Written problem:
Reproduce every entry exactly and leave its pictures out.

Extracted data:
==================================================

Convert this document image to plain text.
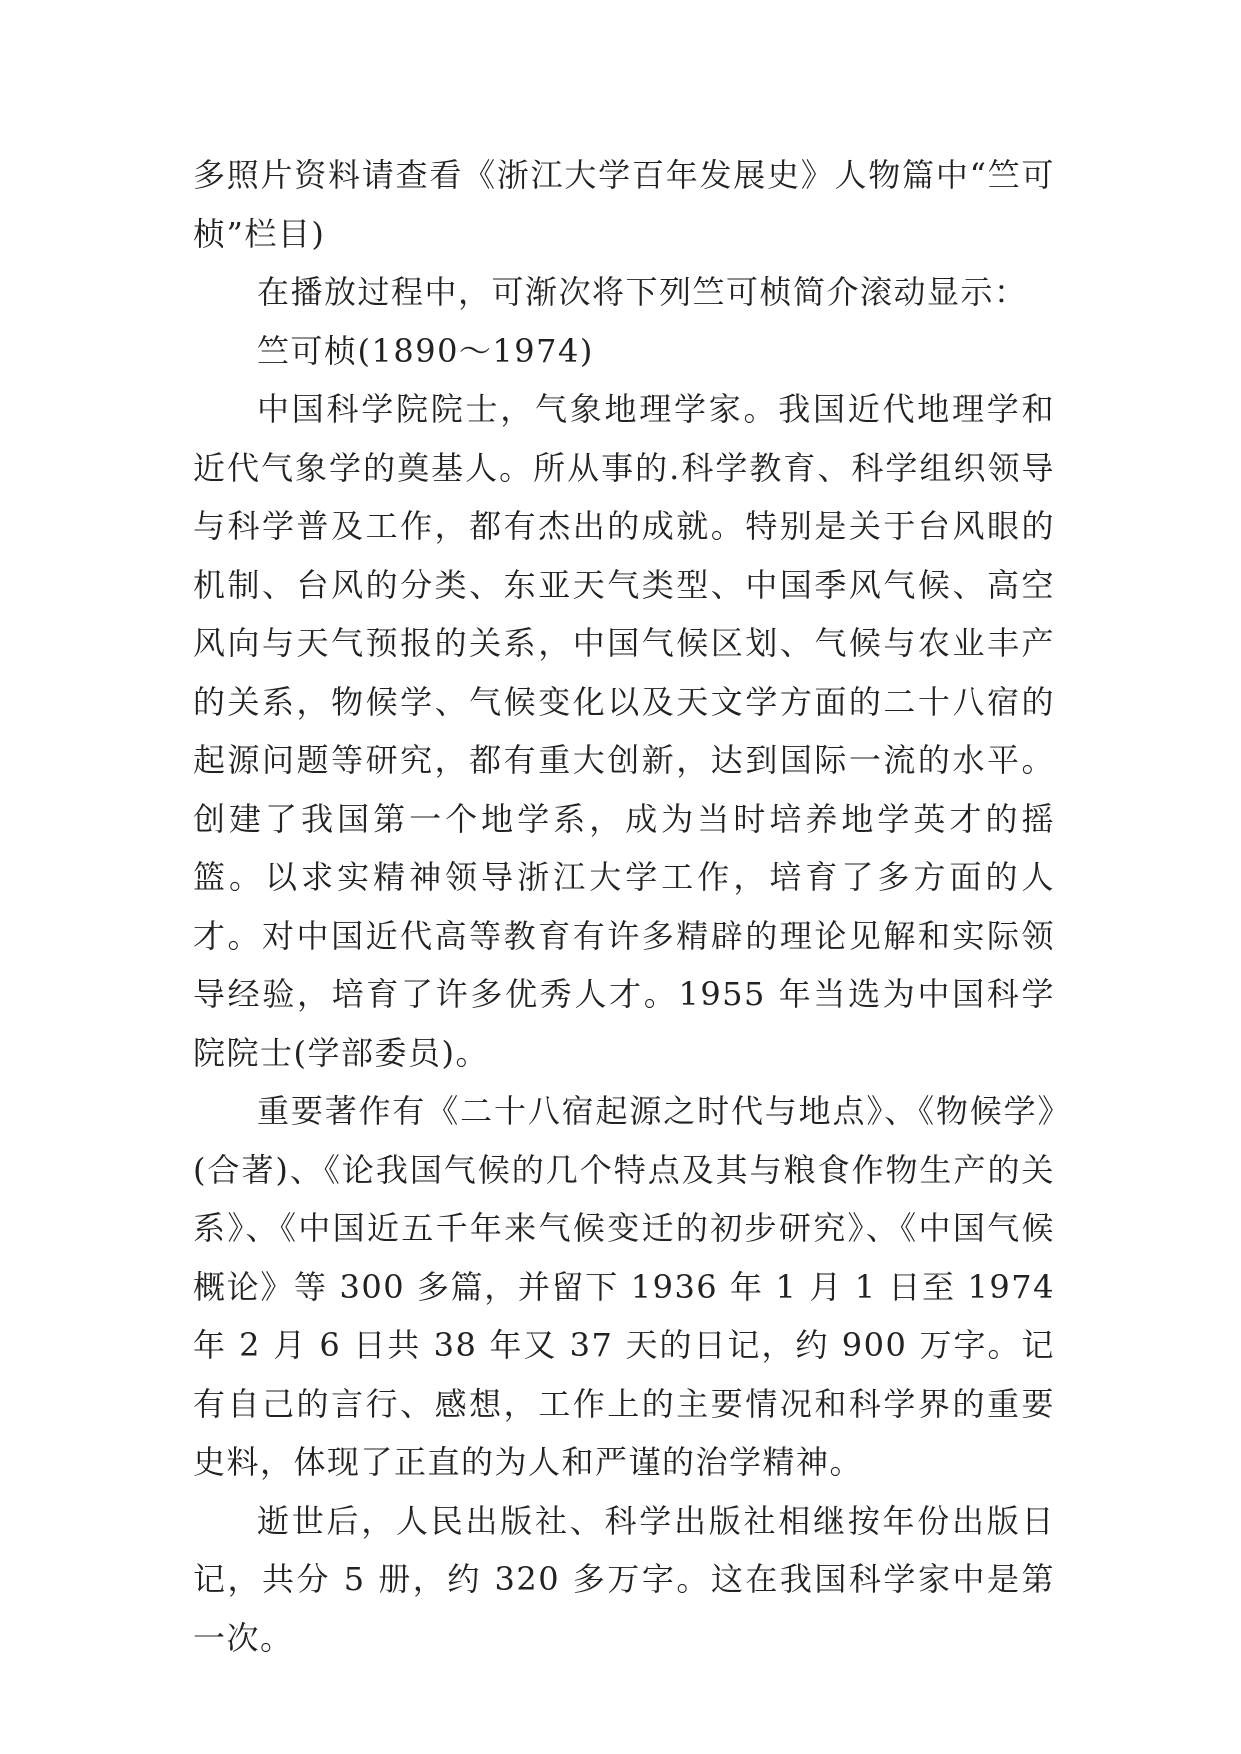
多照片资料请查看《浙江大学百年发展史》人物篇中“竺可桢”栏目)

在播放过程中，可渐次将下列竺可桢简介滚动显示：

竺可桢(1890～1974)

中国科学院院士，气象地理学家。我国近代地理学和近代气象学的奠基人。所从事的.科学教育、科学组织领导与科学普及工作，都有杰出的成就。特别是关于台风眼的机制、台风的分类、东亚天气类型、中国季风气候、高空风向与天气预报的关系，中国气候区划、气候与农业丰产的关系，物候学、气候变化以及天文学方面的二十八宿的起源问题等研究，都有重大创新，达到国际一流的水平。创建了我国第一个地学系，成为当时培养地学英才的摇篮。以求实精神领导浙江大学工作，培育了多方面的人才。对中国近代高等教育有许多精辟的理论见解和实际领导经验，培育了许多优秀人才。1955 年当选为中国科学院院士(学部委员)。

重要著作有《二十八宿起源之时代与地点》、《物候学》(合著)、《论我国气候的几个特点及其与粮食作物生产的关系》、《中国近五千年来气候变迁的初步研究》、《中国气候概论》等 300 多篇，并留下 1936 年 1 月 1 日至 1974 年 2 月 6 日共 38 年又 37 天的日记，约 900 万字。记有自己的言行、感想，工作上的主要情况和科学界的重要史料，体现了正直的为人和严谨的治学精神。

逝世后，人民出版社、科学出版社相继按年份出版日记，共分 5 册，约 320 多万字。这在我国科学家中是第一次。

==================================================

Result for this exercise:
Convert this document image to plain text.
多照片资料请查看《浙江大学百年发展史》人物篇中“竺可桢”栏目)

在播放过程中，可渐次将下列竺可桢简介滚动显示：

竺可桢(1890～1974)

中国科学院院士，气象地理学家。我国近代地理学和近代气象学的奠基人。所从事的.科学教育、科学组织领导与科学普及工作，都有杰出的成就。特别是关于台风眼的机制、台风的分类、东亚天气类型、中国季风气候、高空风向与天气预报的关系，中国气候区划、气候与农业丰产的关系，物候学、气候变化以及天文学方面的二十八宿的起源问题等研究，都有重大创新，达到国际一流的水平。创建了我国第一个地学系，成为当时培养地学英才的摇篮。以求实精神领导浙江大学工作，培育了多方面的人才。对中国近代高等教育有许多精辟的理论见解和实际领导经验，培育了许多优秀人才。1955 年当选为中国科学院院士(学部委员)。

重要著作有《二十八宿起源之时代与地点》、《物候学》(合著)、《论我国气候的几个特点及其与粮食作物生产的关系》、《中国近五千年来气候变迁的初步研究》、《中国气候概论》等 300 多篇，并留下 1936 年 1 月 1 日至 1974 年 2 月 6 日共 38 年又 37 天的日记，约 900 万字。记有自己的言行、感想，工作上的主要情况和科学界的重要史料，体现了正直的为人和严谨的治学精神。

逝世后，人民出版社、科学出版社相继按年份出版日记，共分 5 册，约 320 多万字。这在我国科学家中是第一次。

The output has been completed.